■ Data for this exercise:
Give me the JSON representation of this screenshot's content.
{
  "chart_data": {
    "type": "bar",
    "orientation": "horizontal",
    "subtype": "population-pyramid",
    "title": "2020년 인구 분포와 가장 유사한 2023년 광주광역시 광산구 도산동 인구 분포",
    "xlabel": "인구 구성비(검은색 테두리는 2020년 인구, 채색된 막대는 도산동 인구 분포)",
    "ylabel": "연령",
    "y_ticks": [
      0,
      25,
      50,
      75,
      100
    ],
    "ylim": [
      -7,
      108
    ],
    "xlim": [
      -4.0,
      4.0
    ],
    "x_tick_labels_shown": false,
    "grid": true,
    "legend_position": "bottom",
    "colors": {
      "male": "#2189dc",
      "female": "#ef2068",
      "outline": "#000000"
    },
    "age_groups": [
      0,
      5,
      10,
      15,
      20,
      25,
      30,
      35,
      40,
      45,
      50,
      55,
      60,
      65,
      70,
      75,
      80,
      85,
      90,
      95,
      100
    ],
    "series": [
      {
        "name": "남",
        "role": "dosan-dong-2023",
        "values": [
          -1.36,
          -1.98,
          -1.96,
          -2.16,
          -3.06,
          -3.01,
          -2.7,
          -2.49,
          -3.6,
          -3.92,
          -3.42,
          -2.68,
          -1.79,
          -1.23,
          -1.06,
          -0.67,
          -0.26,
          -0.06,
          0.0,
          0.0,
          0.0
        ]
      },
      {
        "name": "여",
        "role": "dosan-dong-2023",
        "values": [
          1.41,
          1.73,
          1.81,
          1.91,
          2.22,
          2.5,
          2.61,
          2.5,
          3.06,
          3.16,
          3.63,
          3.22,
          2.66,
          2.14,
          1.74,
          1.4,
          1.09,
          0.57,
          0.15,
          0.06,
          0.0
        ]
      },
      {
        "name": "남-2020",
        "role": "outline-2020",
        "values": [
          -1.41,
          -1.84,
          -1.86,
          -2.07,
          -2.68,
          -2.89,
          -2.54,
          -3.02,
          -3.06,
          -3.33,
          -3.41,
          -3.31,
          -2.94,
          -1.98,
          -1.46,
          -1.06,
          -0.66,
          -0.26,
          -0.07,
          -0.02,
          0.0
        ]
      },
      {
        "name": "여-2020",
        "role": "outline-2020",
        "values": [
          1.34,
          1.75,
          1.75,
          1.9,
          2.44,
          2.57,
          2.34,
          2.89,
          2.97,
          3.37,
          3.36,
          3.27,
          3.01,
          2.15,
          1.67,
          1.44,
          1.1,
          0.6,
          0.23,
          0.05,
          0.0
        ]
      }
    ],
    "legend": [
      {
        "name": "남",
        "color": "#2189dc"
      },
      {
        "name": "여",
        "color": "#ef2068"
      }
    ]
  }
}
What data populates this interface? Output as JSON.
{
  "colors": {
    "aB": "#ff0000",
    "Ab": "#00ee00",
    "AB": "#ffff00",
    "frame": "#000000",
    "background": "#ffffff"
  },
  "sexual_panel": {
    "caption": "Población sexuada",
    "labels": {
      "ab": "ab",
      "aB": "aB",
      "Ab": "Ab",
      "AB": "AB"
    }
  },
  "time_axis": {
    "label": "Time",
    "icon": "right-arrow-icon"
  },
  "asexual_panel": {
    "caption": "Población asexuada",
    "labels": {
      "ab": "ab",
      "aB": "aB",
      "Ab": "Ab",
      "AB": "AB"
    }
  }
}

■ Required task: Write every record out again, unaltered.

■ Result of this exercise:
Give me the JSON representation of this screenshot's content.
{
  "chart_data": {
    "type": "bar",
    "orientation": "horizontal",
    "subtype": "population-pyramid",
    "title": "2020년 인구 분포와 가장 유사한 2023년 광주광역시 광산구 도산동 인구 분포",
    "xlabel": "인구 구성비(검은색 테두리는 2020년 인구, 채색된 막대는 도산동 인구 분포)",
    "ylabel": "연령",
    "y_ticks": [
      0,
      25,
      50,
      75,
      100
    ],
    "ylim": [
      -7,
      108
    ],
    "xlim": [
      -4.0,
      4.0
    ],
    "x_tick_labels_shown": false,
    "grid": true,
    "legend_position": "bottom",
    "colors": {
      "male": "#2189dc",
      "female": "#ef2068",
      "outline": "#000000"
    },
    "age_groups": [
      0,
      5,
      10,
      15,
      20,
      25,
      30,
      35,
      40,
      45,
      50,
      55,
      60,
      65,
      70,
      75,
      80,
      85,
      90,
      95,
      100
    ],
    "series": [
      {
        "name": "남",
        "role": "dosan-dong-2023",
        "values": [
          -1.36,
          -1.98,
          -1.96,
          -2.16,
          -3.06,
          -3.01,
          -2.7,
          -2.49,
          -3.6,
          -3.92,
          -3.42,
          -2.68,
          -1.79,
          -1.23,
          -1.06,
          -0.67,
          -0.26,
          -0.06,
          0.0,
          0.0,
          0.0
        ]
      },
      {
        "name": "여",
        "role": "dosan-dong-2023",
        "values": [
          1.41,
          1.73,
          1.81,
          1.91,
          2.22,
          2.5,
          2.61,
          2.5,
          3.06,
          3.16,
          3.63,
          3.22,
          2.66,
          2.14,
          1.74,
          1.4,
          1.09,
          0.57,
          0.15,
          0.06,
          0.0
        ]
      },
      {
        "name": "남-2020",
        "role": "outline-2020",
        "values": [
          -1.41,
          -1.84,
          -1.86,
          -2.07,
          -2.68,
          -2.89,
          -2.54,
          -3.02,
          -3.06,
          -3.33,
          -3.41,
          -3.31,
          -2.94,
          -1.98,
          -1.46,
          -1.06,
          -0.66,
          -0.26,
          -0.07,
          -0.02,
          0.0
        ]
      },
      {
        "name": "여-2020",
        "role": "outline-2020",
        "values": [
          1.34,
          1.75,
          1.75,
          1.9,
          2.44,
          2.57,
          2.34,
          2.89,
          2.97,
          3.37,
          3.36,
          3.27,
          3.01,
          2.15,
          1.67,
          1.44,
          1.1,
          0.6,
          0.23,
          0.05,
          0.0
        ]
      }
    ],
    "legend": [
      {
        "name": "남",
        "color": "#2189dc"
      },
      {
        "name": "여",
        "color": "#ef2068"
      }
    ]
  }
}
What data populates this interface? Output as JSON.
{
  "colors": {
    "aB": "#ff0000",
    "Ab": "#00ee00",
    "AB": "#ffff00",
    "frame": "#000000",
    "background": "#ffffff"
  },
  "sexual_panel": {
    "caption": "Población sexuada",
    "labels": {
      "ab": "ab",
      "aB": "aB",
      "Ab": "Ab",
      "AB": "AB"
    }
  },
  "time_axis": {
    "label": "Time",
    "icon": "right-arrow-icon"
  },
  "asexual_panel": {
    "caption": "Población asexuada",
    "labels": {
      "ab": "ab",
      "aB": "aB",
      "Ab": "Ab",
      "AB": "AB"
    }
  }
}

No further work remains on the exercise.